SUPPLIED RECORDS:
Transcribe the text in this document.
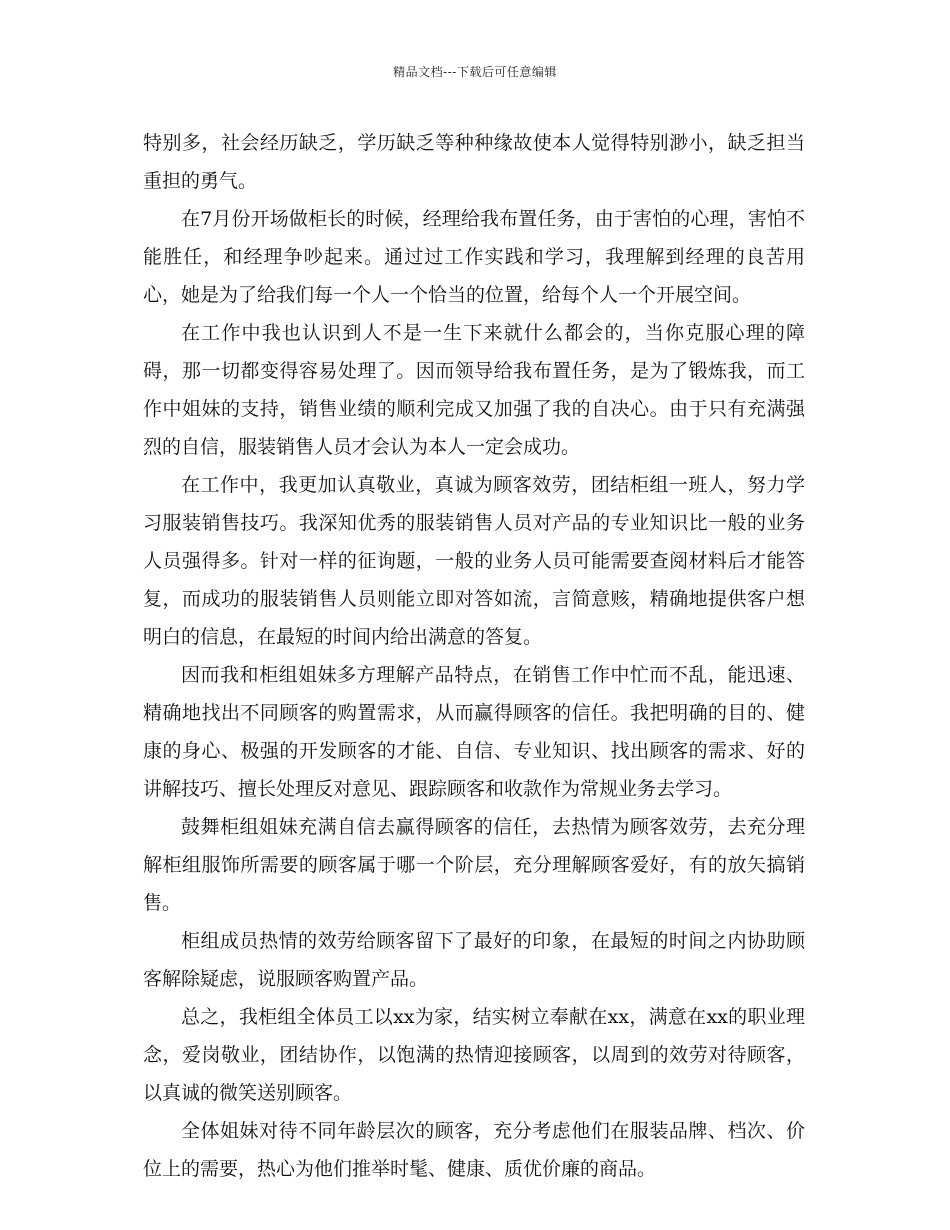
精品文档---下载后可任意编辑

特别多，社会经历缺乏，学历缺乏等种种缘故使本人觉得特别渺小，缺乏担当重担的勇气。

在7月份开场做柜长的时候，经理给我布置任务，由于害怕的心理，害怕不能胜任，和经理争吵起来。通过过工作实践和学习，我理解到经理的良苦用心，她是为了给我们每一个人一个恰当的位置，给每个人一个开展空间。

在工作中我也认识到人不是一生下来就什么都会的，当你克服心理的障碍，那一切都变得容易处理了。因而领导给我布置任务，是为了锻炼我，而工作中姐妹的支持，销售业绩的顺利完成又加强了我的自决心。由于只有充满强烈的自信，服装销售人员才会认为本人一定会成功。

在工作中，我更加认真敬业，真诚为顾客效劳，团结柜组一班人，努力学习服装销售技巧。我深知优秀的服装销售人员对产品的专业知识比一般的业务人员强得多。针对一样的征询题，一般的业务人员可能需要查阅材料后才能答复，而成功的服装销售人员则能立即对答如流，言简意赅，精确地提供客户想明白的信息，在最短的时间内给出满意的答复。

因而我和柜组姐妹多方理解产品特点，在销售工作中忙而不乱，能迅速、精确地找出不同顾客的购置需求，从而赢得顾客的信任。我把明确的目的、健康的身心、极强的开发顾客的才能、自信、专业知识、找出顾客的需求、好的讲解技巧、擅长处理反对意见、跟踪顾客和收款作为常规业务去学习。

鼓舞柜组姐妹充满自信去赢得顾客的信任，去热情为顾客效劳，去充分理解柜组服饰所需要的顾客属于哪一个阶层，充分理解顾客爱好，有的放矢搞销售。

柜组成员热情的效劳给顾客留下了最好的印象，在最短的时间之内协助顾客解除疑虑，说服顾客购置产品。

总之，我柜组全体员工以xx为家，结实树立奉献在xx，满意在xx的职业理念，爱岗敬业，团结协作，以饱满的热情迎接顾客，以周到的效劳对待顾客，以真诚的微笑送别顾客。

全体姐妹对待不同年龄层次的顾客，充分考虑他们在服装品牌、档次、价位上的需要，热心为他们推举时髦、健康、质优价廉的商品。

DIRECTION:
Repeat the records above exactly, leaving out any pictures they contain.

TASK SOLUTION:
Transcribe the text in this document.
精品文档---下载后可任意编辑

特别多，社会经历缺乏，学历缺乏等种种缘故使本人觉得特别渺小，缺乏担当重担的勇气。

在7月份开场做柜长的时候，经理给我布置任务，由于害怕的心理，害怕不能胜任，和经理争吵起来。通过过工作实践和学习，我理解到经理的良苦用心，她是为了给我们每一个人一个恰当的位置，给每个人一个开展空间。

在工作中我也认识到人不是一生下来就什么都会的，当你克服心理的障碍，那一切都变得容易处理了。因而领导给我布置任务，是为了锻炼我，而工作中姐妹的支持，销售业绩的顺利完成又加强了我的自决心。由于只有充满强烈的自信，服装销售人员才会认为本人一定会成功。

在工作中，我更加认真敬业，真诚为顾客效劳，团结柜组一班人，努力学习服装销售技巧。我深知优秀的服装销售人员对产品的专业知识比一般的业务人员强得多。针对一样的征询题，一般的业务人员可能需要查阅材料后才能答复，而成功的服装销售人员则能立即对答如流，言简意赅，精确地提供客户想明白的信息，在最短的时间内给出满意的答复。

因而我和柜组姐妹多方理解产品特点，在销售工作中忙而不乱，能迅速、精确地找出不同顾客的购置需求，从而赢得顾客的信任。我把明确的目的、健康的身心、极强的开发顾客的才能、自信、专业知识、找出顾客的需求、好的讲解技巧、擅长处理反对意见、跟踪顾客和收款作为常规业务去学习。

鼓舞柜组姐妹充满自信去赢得顾客的信任，去热情为顾客效劳，去充分理解柜组服饰所需要的顾客属于哪一个阶层，充分理解顾客爱好，有的放矢搞销售。

柜组成员热情的效劳给顾客留下了最好的印象，在最短的时间之内协助顾客解除疑虑，说服顾客购置产品。

总之，我柜组全体员工以xx为家，结实树立奉献在xx，满意在xx的职业理念，爱岗敬业，团结协作，以饱满的热情迎接顾客，以周到的效劳对待顾客，以真诚的微笑送别顾客。

全体姐妹对待不同年龄层次的顾客，充分考虑他们在服装品牌、档次、价位上的需要，热心为他们推举时髦、健康、质优价廉的商品。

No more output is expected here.